● GOAL OF THE EXERCISE:
Where a line contains the word "wird", copy that line in full.

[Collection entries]
◆ ◆ ◆ ◆ ◆

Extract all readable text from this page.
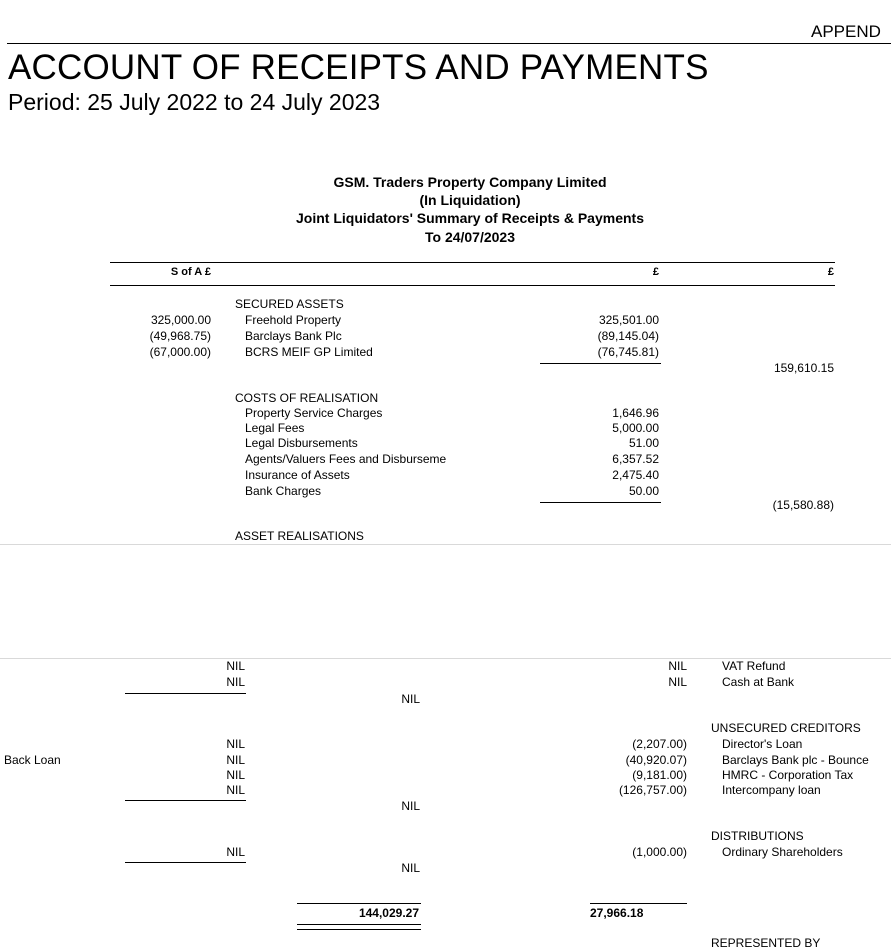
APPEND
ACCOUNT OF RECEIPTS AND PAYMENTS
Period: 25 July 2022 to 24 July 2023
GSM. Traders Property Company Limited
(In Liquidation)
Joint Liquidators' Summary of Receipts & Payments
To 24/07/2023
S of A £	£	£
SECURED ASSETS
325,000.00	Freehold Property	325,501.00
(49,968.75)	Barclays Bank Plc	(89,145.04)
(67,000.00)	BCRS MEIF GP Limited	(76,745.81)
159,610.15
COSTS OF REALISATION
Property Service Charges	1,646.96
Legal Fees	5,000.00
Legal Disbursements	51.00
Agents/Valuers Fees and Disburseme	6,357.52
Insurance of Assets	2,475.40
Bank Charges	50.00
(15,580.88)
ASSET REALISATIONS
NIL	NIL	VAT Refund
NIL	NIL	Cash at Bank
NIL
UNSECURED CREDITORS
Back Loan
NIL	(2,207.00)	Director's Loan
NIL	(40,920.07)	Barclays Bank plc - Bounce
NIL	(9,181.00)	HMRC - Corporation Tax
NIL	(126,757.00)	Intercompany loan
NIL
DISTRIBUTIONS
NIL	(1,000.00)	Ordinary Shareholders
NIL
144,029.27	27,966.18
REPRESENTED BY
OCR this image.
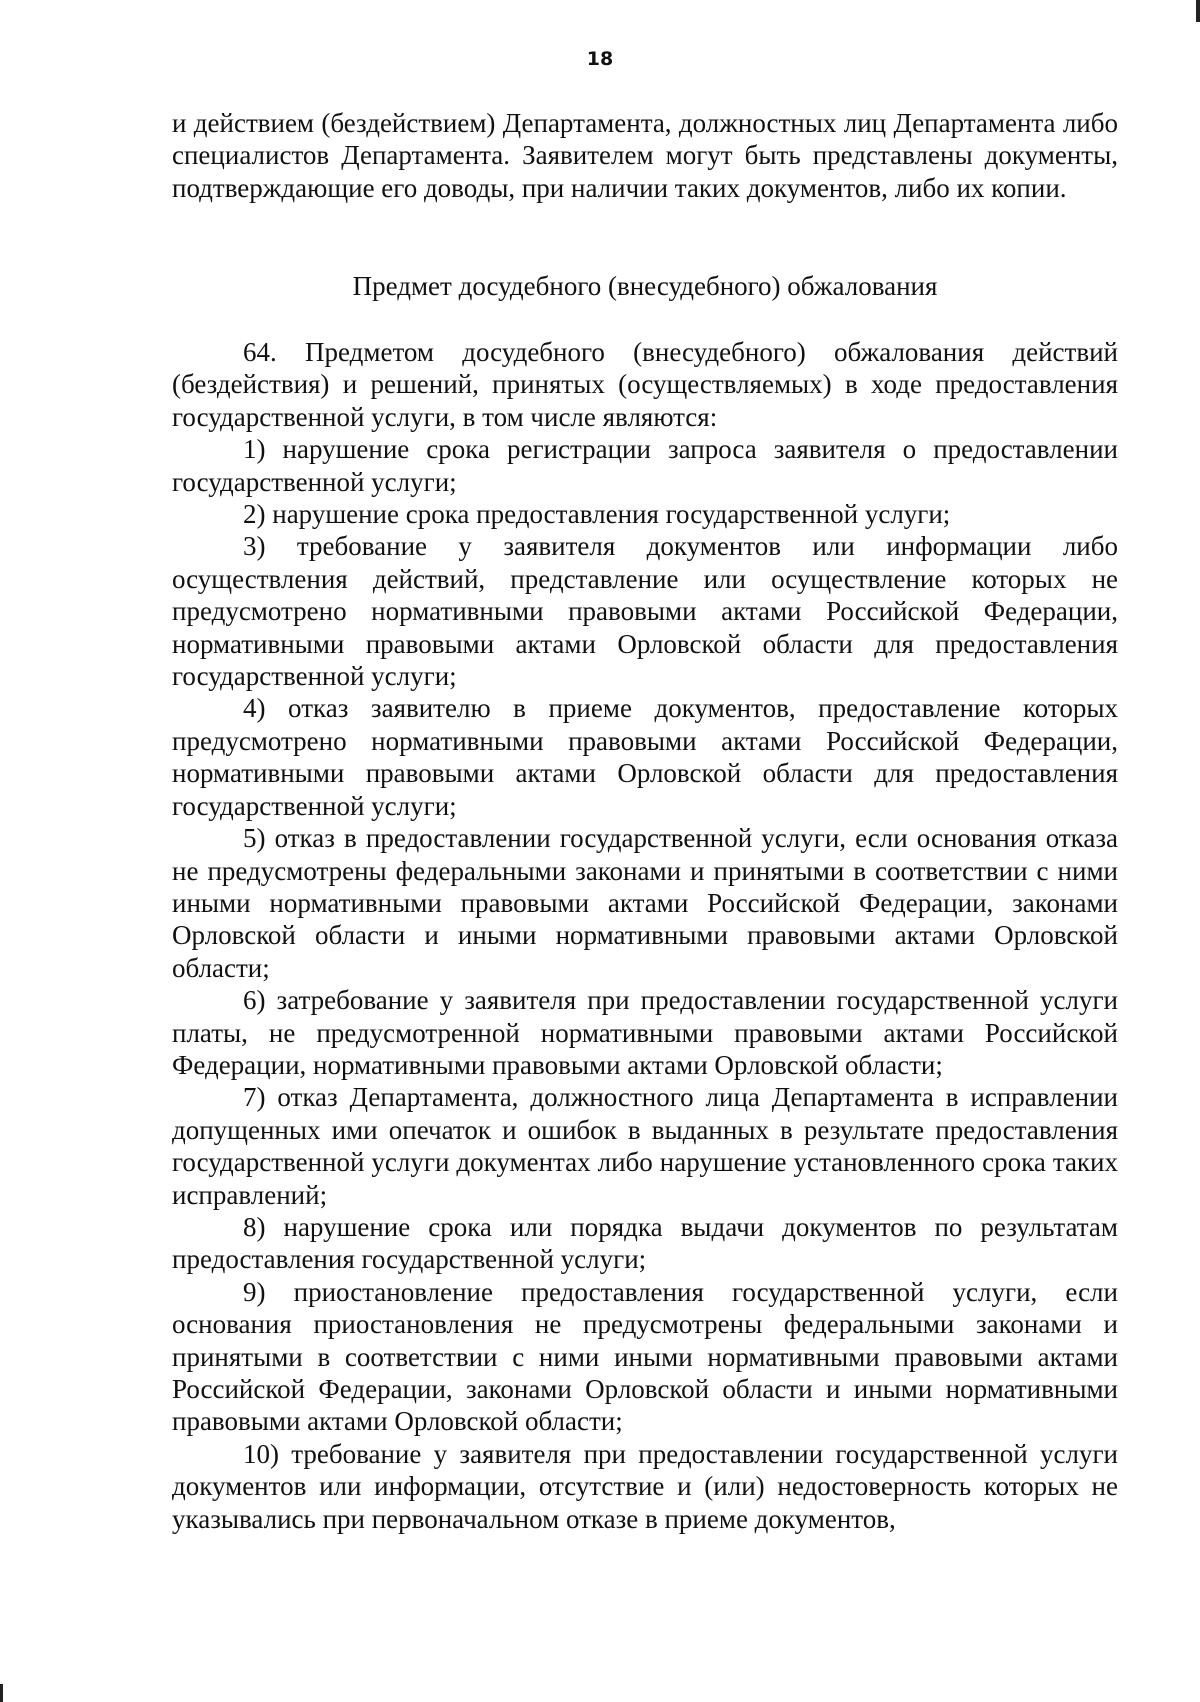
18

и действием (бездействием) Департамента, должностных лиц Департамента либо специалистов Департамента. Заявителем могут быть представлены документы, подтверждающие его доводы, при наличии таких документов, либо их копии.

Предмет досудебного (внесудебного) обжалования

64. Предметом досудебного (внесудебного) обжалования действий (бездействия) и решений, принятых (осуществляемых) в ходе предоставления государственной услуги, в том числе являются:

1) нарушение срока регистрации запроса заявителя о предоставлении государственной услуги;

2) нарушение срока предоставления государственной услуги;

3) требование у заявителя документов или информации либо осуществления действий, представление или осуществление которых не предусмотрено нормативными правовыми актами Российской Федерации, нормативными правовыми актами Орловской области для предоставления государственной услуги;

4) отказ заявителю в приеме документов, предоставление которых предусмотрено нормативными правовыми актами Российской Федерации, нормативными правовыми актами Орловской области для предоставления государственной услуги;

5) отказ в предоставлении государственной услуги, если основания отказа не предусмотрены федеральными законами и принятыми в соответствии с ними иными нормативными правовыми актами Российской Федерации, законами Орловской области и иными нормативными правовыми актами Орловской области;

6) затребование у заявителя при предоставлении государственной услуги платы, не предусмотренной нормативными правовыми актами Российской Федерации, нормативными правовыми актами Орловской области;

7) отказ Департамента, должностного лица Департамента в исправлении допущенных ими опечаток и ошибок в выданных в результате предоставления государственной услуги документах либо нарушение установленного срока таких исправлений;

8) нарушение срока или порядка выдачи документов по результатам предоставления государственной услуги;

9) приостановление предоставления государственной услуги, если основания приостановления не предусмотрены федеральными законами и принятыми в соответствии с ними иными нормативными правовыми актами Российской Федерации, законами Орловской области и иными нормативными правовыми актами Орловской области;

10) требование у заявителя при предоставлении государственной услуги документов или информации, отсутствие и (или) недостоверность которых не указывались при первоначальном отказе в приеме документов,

◆ ◆ ◆ ◆ ◆

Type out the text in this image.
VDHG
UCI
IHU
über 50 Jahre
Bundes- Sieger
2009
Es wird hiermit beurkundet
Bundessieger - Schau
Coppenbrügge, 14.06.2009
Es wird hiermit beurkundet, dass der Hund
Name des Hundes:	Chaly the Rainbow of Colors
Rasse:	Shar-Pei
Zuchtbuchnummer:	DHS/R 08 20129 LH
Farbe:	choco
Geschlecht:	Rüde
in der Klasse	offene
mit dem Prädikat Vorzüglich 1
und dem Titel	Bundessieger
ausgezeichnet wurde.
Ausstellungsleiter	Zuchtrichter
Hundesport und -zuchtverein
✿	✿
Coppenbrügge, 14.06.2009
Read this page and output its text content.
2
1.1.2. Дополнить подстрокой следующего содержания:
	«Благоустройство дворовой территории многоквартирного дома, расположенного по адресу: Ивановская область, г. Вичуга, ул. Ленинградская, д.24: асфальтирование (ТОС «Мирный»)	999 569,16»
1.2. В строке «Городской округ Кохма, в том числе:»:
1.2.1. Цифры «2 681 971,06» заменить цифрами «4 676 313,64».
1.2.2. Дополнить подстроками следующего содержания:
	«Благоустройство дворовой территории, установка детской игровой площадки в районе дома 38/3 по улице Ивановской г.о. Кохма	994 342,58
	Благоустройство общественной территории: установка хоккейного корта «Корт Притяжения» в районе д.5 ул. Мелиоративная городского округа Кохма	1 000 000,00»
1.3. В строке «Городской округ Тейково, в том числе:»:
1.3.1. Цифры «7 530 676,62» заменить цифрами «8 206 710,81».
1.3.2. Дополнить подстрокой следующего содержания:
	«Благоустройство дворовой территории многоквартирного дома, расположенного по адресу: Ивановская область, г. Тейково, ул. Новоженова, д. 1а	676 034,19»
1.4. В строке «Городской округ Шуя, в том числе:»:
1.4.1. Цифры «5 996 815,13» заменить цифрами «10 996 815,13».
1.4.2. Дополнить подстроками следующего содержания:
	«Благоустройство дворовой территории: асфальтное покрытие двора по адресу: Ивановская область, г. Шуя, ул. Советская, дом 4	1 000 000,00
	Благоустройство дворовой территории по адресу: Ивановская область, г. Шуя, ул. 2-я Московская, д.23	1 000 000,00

◆ ◆ ◆ ◆ ◆

● COMPLETE ANSWER:
Es wird hiermit beurkundet
Es wird hiermit beurkundet, dass der Hund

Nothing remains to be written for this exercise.